_MATERIAL:_

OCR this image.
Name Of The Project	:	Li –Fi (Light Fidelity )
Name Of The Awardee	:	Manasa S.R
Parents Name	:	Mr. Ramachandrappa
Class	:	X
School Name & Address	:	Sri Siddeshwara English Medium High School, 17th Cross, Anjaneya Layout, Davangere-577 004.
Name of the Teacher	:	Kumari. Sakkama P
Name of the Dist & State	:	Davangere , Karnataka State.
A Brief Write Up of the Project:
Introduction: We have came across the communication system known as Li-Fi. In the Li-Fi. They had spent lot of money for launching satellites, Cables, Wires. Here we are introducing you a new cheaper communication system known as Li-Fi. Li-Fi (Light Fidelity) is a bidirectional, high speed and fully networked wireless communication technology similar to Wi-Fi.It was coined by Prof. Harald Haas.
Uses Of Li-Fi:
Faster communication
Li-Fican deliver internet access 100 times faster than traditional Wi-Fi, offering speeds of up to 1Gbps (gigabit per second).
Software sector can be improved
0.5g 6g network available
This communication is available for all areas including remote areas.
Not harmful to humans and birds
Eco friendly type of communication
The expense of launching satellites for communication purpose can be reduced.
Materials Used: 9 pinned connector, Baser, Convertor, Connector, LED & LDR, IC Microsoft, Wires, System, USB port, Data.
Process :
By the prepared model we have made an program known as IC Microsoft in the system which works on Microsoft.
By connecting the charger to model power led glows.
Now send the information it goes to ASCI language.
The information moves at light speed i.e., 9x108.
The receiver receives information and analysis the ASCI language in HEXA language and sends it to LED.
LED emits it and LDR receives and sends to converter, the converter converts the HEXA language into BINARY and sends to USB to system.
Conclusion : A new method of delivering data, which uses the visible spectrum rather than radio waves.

_WHAT YOU WILL DO:_
In the entries above, identify each line that includes the string "Wires", then copy it.

_OUTPUT FOR THIS TASK:_
Introduction: We have came across the communication system known as Li-Fi. In the Li-Fi. They had spent lot of money for launching satellites, Cables, Wires. Here we are introducing you a new cheaper communication system known as Li-Fi. Li-Fi (Light Fidelity) is a bidirectional, high speed and fully networked wireless communication technology similar to Wi-Fi.It was coined by Prof. Harald Haas.
Materials Used: 9 pinned connector, Baser, Convertor, Connector, LED & LDR, IC Microsoft, Wires, System, USB port, Data.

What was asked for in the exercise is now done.